THE REQUEST:
From the entries that follow, list every line in which the string "this" appears.

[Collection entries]
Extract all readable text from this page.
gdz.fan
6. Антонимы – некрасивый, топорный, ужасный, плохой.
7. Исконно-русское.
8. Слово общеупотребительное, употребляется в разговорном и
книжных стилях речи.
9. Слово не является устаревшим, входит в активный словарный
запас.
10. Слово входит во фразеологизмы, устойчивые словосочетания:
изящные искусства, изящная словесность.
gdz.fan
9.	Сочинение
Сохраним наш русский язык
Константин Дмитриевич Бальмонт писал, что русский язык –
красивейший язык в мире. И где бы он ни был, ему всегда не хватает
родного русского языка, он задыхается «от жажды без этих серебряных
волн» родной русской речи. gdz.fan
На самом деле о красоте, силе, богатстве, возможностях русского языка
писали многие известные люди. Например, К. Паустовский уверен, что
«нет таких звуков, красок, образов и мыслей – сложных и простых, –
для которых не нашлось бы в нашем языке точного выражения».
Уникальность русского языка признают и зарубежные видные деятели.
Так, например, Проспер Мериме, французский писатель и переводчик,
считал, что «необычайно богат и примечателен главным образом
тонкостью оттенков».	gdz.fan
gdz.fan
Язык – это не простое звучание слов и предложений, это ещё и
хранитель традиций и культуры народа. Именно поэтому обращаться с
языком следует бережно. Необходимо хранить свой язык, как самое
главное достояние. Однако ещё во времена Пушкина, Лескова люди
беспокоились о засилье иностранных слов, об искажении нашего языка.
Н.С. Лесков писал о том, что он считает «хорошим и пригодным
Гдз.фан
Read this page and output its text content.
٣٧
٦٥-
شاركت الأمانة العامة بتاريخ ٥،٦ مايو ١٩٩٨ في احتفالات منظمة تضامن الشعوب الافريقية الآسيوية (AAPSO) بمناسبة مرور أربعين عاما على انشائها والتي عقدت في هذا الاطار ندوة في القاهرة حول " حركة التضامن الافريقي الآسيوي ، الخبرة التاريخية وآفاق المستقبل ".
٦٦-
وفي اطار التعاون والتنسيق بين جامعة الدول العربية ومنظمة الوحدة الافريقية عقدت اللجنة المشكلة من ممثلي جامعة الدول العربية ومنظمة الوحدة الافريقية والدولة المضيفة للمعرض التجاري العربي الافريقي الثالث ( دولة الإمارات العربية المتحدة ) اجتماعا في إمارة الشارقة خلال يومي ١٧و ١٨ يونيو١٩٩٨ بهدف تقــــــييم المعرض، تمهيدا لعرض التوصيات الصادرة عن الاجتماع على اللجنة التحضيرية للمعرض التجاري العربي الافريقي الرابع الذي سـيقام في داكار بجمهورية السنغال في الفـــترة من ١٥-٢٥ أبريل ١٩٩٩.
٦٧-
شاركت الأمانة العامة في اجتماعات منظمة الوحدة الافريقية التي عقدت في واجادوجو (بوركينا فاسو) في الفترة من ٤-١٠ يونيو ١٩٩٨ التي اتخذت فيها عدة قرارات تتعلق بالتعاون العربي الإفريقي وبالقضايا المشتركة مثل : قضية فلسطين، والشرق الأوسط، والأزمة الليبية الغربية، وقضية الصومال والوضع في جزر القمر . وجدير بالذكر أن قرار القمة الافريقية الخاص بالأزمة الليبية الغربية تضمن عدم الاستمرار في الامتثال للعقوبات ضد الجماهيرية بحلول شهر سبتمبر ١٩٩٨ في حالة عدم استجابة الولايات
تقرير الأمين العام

==

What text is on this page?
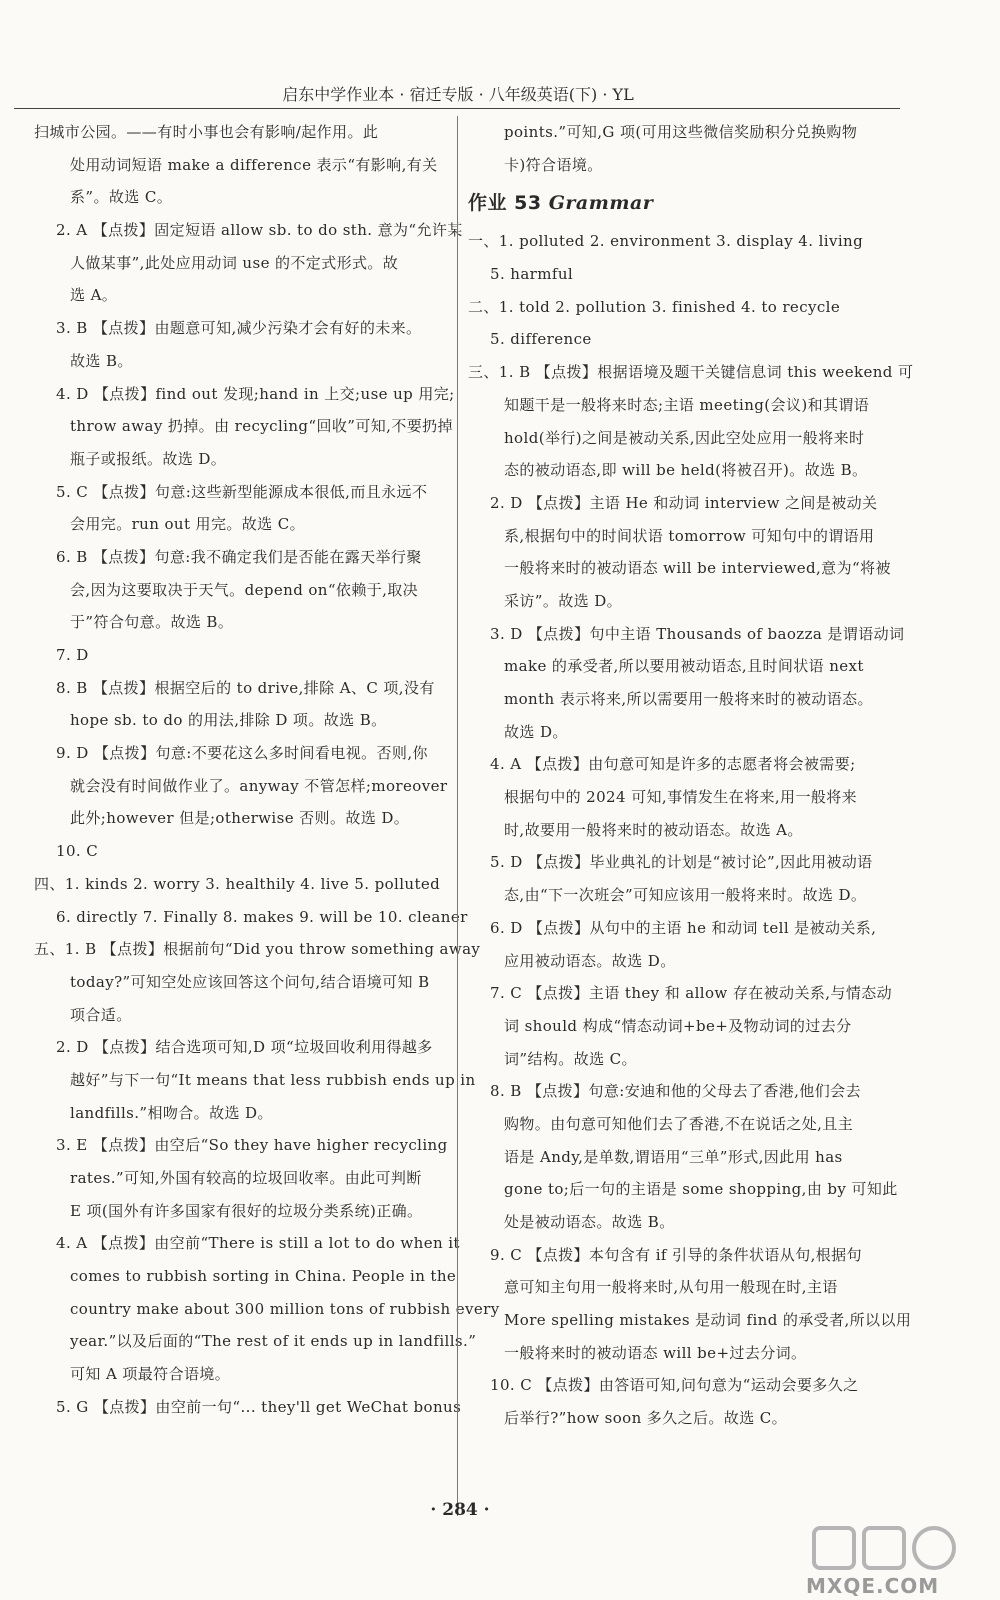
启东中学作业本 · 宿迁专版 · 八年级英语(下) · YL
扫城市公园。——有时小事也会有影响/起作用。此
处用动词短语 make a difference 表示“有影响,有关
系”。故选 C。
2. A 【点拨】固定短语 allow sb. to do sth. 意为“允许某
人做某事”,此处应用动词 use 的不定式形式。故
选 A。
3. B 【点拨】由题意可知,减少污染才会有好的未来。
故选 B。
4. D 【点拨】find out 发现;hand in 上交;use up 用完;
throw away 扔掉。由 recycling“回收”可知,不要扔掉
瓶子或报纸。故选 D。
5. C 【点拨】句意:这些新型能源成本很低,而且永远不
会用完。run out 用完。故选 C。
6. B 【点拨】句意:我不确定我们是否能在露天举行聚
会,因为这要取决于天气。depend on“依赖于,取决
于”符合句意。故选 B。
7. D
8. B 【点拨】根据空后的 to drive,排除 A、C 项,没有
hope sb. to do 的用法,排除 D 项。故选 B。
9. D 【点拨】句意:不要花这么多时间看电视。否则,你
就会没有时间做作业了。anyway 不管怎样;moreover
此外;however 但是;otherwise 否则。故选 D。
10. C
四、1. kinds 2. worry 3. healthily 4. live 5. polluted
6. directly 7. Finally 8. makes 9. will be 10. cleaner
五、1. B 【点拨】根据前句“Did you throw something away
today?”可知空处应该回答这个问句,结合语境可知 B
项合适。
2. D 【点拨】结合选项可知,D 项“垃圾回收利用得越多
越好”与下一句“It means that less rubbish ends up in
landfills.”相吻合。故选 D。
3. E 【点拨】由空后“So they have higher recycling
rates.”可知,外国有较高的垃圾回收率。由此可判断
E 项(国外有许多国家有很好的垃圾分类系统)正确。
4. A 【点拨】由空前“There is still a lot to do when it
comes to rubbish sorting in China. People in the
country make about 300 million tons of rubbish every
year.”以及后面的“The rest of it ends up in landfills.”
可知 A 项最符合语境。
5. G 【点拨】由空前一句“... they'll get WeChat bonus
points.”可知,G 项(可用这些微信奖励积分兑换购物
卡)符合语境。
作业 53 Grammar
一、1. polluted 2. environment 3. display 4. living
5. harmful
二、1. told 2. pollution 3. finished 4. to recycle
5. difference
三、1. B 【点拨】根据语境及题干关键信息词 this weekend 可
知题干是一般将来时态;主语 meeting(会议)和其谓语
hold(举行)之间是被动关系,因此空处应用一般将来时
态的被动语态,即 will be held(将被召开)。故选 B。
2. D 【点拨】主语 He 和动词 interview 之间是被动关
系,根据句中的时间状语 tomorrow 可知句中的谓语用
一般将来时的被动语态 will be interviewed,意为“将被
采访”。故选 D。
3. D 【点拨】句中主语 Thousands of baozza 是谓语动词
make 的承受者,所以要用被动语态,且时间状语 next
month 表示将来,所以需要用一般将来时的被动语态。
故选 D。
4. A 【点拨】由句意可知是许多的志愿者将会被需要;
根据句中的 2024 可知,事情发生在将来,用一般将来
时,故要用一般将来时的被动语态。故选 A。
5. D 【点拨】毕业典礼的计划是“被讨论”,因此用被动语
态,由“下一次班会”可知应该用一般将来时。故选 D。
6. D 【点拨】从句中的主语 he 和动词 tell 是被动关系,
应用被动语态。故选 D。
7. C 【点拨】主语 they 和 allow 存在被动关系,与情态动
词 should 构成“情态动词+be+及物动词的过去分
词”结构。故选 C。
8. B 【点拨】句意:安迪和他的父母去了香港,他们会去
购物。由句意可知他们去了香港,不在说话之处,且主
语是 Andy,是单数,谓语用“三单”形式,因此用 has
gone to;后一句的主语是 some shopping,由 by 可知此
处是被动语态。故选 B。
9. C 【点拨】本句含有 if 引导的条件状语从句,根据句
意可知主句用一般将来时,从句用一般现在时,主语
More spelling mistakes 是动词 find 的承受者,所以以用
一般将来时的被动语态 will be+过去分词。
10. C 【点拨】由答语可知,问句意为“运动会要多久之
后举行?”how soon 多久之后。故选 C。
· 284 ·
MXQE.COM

CORRECT RESULT:
Extract all readable text from this page.
Read this page and output its text content.
What text is on this page?
三、1. B 【点拨】根据语境及题干关键信息词 this weekend 可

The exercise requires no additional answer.